Problem to work on: Find the word "this" in the records below. List each line containing it.

*** Data shown ***

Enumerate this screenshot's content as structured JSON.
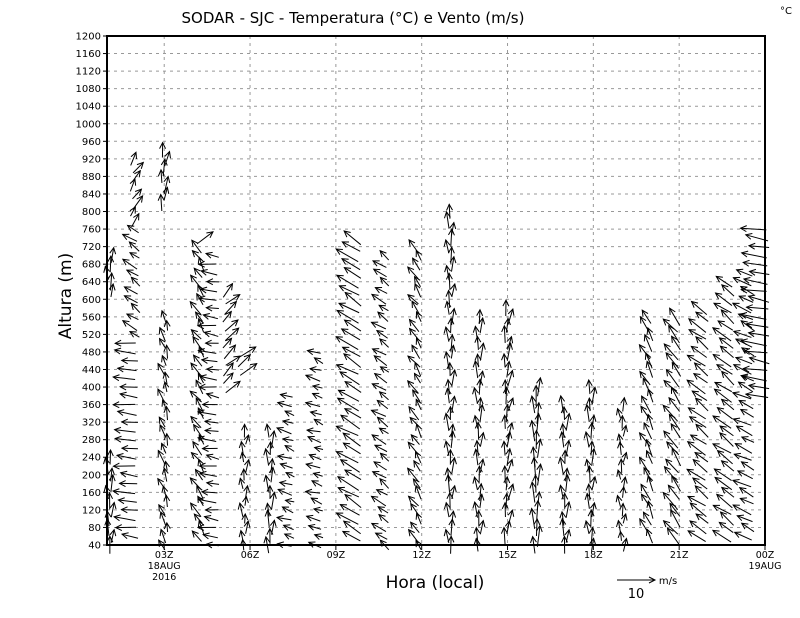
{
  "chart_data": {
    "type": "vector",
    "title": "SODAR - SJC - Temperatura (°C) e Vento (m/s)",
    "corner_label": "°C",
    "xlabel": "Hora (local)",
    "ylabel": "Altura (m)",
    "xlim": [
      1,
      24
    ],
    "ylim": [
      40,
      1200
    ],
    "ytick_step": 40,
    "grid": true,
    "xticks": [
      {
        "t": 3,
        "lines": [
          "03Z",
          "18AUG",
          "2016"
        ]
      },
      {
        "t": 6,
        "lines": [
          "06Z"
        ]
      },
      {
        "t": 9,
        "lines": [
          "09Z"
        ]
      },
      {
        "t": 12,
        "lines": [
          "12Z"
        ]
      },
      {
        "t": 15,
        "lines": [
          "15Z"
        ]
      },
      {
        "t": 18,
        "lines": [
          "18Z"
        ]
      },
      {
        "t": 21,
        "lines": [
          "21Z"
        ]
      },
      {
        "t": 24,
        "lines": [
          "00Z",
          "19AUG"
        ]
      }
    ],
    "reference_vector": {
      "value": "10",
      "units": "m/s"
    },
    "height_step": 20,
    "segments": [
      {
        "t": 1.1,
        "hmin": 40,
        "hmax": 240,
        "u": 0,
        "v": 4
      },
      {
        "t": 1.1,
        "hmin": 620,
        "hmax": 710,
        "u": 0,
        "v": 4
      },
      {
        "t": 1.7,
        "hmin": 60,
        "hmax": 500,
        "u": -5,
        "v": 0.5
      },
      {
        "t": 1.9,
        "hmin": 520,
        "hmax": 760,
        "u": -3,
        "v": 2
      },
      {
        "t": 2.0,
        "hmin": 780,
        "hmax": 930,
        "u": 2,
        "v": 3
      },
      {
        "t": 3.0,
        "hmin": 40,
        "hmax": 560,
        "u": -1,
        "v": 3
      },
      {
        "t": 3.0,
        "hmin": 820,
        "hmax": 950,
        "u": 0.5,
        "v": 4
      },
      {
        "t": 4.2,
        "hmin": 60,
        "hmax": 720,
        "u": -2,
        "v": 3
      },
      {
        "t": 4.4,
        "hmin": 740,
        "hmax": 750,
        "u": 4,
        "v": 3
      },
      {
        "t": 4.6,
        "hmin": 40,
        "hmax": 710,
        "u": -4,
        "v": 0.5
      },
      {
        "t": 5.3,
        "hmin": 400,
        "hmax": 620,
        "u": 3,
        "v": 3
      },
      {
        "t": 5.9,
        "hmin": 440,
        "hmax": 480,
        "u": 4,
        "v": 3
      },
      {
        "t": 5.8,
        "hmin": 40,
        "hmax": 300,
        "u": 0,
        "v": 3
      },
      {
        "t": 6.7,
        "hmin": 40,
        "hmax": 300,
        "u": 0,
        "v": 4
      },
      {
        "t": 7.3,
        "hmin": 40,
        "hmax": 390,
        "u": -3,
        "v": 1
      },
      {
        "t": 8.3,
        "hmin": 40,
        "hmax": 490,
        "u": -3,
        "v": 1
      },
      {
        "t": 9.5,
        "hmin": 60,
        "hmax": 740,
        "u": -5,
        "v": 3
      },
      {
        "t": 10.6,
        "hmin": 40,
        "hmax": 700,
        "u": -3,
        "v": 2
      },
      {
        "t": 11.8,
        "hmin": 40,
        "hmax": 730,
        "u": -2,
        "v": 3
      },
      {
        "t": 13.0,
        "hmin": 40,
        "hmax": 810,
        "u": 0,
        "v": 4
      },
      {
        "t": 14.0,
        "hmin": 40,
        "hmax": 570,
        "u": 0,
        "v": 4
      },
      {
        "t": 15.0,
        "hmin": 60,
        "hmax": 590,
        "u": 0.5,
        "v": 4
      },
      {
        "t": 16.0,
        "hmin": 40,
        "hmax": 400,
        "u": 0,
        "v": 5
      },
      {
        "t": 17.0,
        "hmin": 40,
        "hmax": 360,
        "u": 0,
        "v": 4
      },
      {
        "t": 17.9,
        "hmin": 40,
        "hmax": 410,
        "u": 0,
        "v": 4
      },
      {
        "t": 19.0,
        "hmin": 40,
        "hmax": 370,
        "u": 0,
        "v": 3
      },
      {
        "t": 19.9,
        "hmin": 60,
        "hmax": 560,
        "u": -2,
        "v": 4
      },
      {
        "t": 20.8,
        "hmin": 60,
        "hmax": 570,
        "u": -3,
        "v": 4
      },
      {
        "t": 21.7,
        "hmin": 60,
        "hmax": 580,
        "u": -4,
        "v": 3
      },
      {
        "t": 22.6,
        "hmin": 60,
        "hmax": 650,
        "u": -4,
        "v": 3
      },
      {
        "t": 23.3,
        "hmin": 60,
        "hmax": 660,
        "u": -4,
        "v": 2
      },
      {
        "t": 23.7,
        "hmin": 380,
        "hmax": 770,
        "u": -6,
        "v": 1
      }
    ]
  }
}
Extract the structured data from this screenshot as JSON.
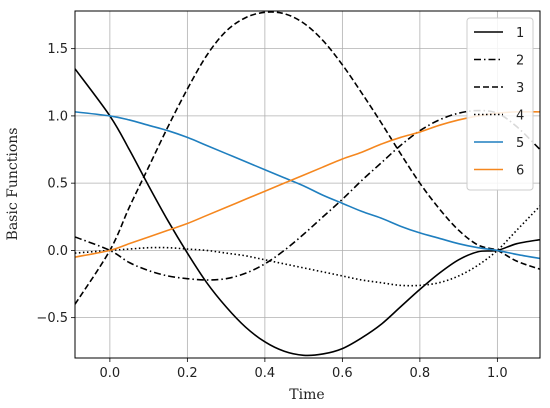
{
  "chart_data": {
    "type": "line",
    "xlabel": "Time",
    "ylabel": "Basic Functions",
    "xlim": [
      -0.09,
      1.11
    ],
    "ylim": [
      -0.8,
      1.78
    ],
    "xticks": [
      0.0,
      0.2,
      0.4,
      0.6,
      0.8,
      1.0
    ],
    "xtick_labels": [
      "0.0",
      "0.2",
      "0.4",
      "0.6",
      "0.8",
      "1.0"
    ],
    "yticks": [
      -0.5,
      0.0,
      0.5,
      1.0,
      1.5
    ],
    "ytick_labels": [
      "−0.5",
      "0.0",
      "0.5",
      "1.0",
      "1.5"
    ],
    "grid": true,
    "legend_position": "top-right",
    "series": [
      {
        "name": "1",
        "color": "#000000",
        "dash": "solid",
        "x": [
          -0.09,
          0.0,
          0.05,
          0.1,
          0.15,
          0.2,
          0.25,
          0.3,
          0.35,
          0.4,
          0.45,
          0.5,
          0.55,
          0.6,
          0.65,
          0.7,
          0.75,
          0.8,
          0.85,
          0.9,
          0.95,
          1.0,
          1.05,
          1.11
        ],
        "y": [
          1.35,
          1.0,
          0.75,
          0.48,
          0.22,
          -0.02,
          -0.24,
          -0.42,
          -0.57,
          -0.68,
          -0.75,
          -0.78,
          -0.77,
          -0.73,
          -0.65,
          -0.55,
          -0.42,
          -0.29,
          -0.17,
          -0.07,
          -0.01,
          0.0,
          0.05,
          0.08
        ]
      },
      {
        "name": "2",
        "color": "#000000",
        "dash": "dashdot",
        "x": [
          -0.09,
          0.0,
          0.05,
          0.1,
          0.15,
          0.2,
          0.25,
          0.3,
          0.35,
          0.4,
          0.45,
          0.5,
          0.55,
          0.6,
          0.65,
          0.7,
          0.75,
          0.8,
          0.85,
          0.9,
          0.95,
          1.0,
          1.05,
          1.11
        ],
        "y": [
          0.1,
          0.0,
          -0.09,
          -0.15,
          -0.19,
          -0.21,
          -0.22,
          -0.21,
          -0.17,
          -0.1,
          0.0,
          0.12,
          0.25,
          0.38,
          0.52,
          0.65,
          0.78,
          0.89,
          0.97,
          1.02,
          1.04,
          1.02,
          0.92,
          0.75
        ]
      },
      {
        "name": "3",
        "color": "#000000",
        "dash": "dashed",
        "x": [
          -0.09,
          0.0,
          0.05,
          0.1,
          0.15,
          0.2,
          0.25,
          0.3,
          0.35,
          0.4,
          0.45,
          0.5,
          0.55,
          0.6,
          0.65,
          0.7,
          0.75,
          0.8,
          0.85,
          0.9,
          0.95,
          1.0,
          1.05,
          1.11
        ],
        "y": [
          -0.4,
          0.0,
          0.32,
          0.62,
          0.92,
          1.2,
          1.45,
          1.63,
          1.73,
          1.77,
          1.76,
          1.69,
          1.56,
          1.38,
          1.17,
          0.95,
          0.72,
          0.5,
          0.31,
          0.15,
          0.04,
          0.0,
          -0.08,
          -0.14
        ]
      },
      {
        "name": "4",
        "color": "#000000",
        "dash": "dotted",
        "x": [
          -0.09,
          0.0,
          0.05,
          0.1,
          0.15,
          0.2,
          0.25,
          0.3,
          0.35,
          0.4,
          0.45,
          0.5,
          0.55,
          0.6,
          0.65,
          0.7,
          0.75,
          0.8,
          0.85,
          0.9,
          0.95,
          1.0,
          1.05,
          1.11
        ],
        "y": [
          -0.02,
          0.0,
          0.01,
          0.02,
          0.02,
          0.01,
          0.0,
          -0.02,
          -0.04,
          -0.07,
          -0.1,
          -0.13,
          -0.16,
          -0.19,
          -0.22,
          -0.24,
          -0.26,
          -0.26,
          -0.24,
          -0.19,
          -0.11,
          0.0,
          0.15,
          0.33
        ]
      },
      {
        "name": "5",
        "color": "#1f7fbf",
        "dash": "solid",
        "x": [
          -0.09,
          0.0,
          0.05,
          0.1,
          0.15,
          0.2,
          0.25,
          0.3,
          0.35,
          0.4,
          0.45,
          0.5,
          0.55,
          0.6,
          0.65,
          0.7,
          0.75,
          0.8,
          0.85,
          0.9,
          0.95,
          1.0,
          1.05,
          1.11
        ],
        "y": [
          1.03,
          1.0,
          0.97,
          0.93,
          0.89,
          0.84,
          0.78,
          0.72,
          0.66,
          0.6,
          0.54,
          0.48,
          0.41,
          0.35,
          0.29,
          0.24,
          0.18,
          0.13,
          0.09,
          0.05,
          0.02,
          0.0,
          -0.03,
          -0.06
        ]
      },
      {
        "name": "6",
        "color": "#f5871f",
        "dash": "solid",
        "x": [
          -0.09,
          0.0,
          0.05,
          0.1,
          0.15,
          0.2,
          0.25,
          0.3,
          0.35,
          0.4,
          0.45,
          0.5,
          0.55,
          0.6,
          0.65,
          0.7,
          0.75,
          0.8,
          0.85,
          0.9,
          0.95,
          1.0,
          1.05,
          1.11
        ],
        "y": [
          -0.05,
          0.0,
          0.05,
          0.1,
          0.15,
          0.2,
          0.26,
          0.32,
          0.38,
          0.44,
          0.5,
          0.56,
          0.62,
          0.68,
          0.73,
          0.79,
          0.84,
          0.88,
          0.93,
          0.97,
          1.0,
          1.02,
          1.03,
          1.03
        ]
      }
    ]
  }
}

***

Full solution:
Enumerate this screenshot's content as structured JSON.
Extract the structured data from this screenshot as JSON.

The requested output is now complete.